# Given problem:
Read the records below and copy each line that contains "image".

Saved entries
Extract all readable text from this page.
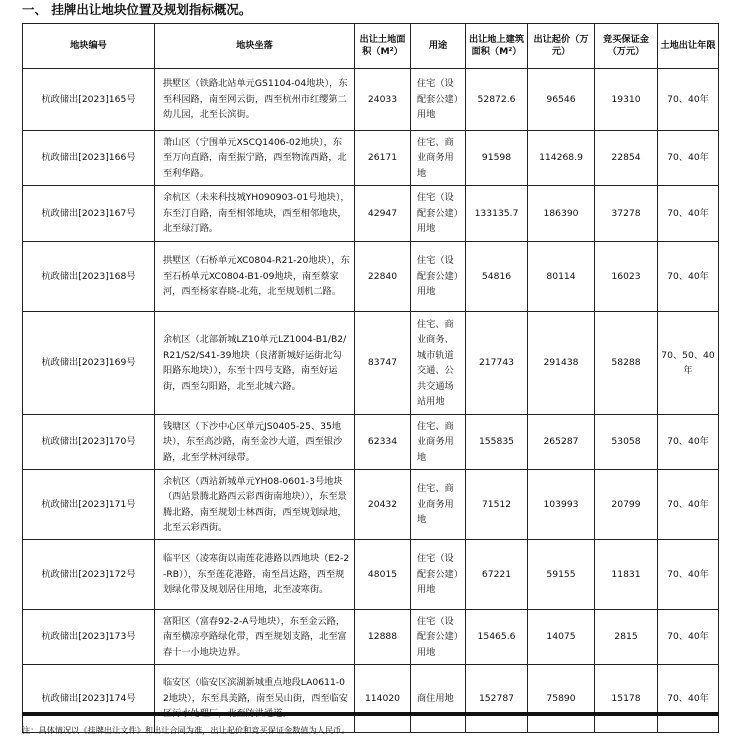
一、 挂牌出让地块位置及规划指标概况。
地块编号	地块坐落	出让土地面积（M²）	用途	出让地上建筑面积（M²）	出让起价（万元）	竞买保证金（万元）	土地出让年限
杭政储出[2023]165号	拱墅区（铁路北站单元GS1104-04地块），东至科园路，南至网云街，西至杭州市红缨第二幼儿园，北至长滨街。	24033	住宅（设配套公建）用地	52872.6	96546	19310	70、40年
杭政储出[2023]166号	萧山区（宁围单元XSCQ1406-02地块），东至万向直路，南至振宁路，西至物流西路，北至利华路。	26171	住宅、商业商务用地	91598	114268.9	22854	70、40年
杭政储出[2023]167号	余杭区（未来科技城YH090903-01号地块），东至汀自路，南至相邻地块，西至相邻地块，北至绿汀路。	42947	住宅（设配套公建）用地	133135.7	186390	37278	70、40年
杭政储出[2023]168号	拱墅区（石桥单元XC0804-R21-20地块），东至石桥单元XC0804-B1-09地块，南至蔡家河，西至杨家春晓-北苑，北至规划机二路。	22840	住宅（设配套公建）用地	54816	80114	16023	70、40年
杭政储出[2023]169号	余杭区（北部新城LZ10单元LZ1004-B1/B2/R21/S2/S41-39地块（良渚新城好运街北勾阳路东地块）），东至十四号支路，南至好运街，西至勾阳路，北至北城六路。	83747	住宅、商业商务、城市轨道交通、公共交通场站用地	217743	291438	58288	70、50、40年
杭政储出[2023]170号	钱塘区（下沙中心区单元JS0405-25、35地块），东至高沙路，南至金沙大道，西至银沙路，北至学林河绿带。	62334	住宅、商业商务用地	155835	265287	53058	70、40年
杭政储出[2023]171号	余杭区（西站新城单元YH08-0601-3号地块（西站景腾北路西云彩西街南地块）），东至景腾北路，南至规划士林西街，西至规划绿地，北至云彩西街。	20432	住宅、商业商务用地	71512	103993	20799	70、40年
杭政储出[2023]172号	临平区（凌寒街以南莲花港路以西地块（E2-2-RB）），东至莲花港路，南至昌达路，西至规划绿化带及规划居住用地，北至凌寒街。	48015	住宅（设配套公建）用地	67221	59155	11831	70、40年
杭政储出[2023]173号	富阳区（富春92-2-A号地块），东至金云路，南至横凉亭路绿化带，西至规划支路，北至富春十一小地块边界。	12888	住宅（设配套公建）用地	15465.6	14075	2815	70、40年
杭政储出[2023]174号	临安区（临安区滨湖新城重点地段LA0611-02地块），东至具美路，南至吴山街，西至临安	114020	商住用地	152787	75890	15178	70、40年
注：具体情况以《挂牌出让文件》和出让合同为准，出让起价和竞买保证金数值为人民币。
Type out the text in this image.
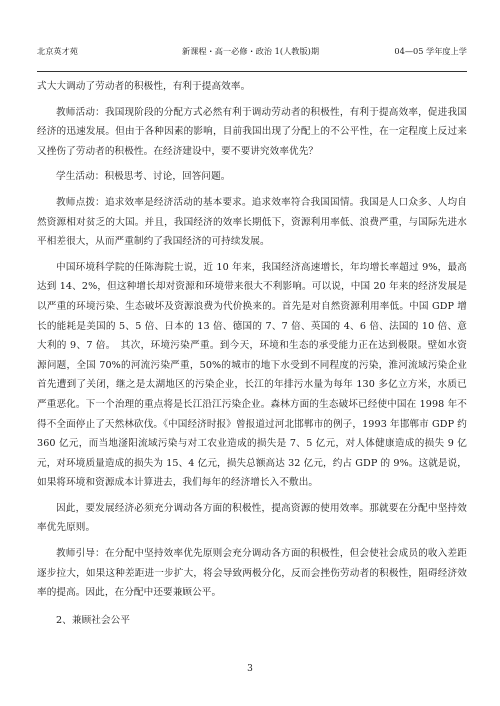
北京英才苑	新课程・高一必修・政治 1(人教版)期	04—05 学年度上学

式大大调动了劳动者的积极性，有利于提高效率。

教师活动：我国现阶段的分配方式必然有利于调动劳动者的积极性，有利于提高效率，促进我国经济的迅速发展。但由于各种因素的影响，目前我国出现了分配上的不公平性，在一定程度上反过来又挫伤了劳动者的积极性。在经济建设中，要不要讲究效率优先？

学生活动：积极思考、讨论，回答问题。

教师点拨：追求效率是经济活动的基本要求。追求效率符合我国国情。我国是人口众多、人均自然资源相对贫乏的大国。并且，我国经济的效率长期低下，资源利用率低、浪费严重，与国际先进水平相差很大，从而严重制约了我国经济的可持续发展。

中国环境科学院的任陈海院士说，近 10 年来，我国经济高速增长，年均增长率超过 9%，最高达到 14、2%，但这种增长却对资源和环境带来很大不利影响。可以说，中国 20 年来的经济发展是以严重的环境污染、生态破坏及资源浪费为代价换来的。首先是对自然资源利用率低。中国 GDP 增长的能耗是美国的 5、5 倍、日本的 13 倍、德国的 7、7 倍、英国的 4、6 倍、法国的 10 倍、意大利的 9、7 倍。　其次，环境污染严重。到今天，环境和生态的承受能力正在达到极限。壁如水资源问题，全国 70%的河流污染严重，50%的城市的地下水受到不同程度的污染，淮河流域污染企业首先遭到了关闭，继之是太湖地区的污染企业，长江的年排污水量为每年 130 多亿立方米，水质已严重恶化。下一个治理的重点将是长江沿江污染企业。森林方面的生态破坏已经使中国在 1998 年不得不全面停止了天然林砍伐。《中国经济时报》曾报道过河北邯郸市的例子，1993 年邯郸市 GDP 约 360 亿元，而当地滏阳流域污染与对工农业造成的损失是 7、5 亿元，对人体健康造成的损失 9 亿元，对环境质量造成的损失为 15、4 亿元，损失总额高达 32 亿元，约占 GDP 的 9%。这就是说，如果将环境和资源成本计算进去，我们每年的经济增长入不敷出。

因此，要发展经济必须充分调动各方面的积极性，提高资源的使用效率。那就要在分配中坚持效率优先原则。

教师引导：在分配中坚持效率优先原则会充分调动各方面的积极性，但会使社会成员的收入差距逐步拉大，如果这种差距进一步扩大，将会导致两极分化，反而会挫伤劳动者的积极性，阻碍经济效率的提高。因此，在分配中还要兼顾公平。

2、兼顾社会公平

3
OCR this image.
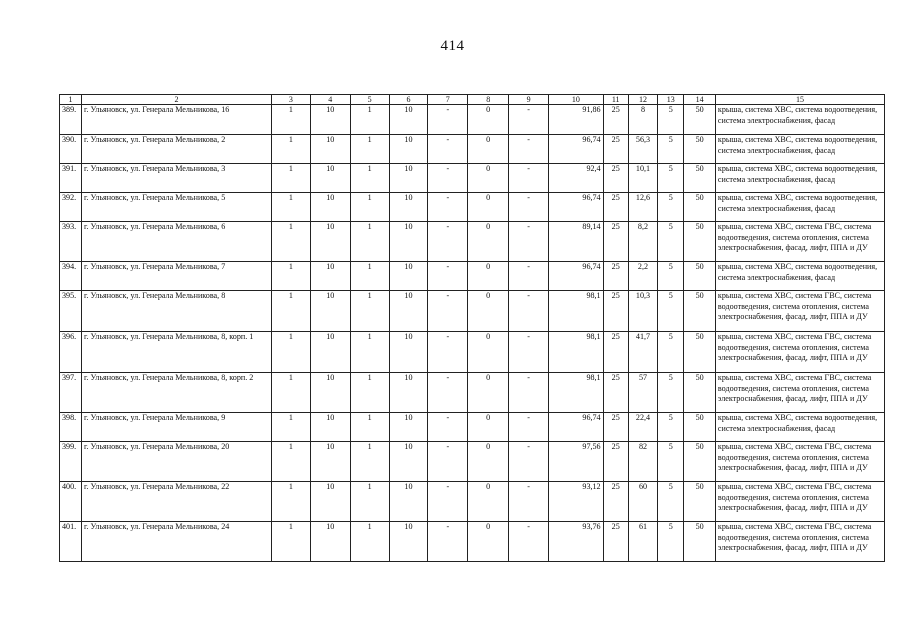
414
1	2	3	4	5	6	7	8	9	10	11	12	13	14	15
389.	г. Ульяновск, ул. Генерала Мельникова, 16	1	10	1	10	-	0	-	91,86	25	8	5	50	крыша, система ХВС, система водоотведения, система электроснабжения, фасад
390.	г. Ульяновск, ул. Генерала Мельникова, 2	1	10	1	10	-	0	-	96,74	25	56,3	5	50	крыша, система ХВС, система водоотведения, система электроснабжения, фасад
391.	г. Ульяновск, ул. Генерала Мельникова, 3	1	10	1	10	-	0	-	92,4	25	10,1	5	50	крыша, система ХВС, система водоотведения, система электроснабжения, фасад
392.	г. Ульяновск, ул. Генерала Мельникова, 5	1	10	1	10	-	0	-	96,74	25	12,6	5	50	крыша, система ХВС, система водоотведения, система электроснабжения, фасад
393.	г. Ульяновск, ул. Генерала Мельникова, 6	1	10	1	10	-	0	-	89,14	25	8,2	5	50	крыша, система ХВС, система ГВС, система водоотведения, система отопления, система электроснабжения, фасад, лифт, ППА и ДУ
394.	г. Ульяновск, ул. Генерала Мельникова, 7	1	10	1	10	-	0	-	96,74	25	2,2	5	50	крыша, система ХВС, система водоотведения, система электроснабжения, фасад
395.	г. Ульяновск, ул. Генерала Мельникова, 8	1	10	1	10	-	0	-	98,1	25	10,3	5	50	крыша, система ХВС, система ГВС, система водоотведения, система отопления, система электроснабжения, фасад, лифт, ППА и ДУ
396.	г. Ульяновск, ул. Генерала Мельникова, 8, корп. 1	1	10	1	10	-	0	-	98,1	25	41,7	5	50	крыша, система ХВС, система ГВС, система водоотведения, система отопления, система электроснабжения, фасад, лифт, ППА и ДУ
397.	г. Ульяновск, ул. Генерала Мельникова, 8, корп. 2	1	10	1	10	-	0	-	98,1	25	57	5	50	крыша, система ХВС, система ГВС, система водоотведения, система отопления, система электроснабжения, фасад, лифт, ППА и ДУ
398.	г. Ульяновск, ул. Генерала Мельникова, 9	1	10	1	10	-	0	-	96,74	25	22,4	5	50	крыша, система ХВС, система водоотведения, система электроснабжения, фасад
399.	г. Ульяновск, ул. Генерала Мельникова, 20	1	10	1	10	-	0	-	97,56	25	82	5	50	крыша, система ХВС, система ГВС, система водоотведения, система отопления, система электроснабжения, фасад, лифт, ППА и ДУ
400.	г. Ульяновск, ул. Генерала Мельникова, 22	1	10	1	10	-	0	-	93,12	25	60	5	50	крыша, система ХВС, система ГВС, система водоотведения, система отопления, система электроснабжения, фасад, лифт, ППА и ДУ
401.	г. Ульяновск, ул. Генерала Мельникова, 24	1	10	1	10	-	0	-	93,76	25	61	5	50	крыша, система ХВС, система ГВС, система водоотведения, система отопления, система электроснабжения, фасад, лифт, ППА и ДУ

# Final result:
Type out the text in this image.
OCR this image.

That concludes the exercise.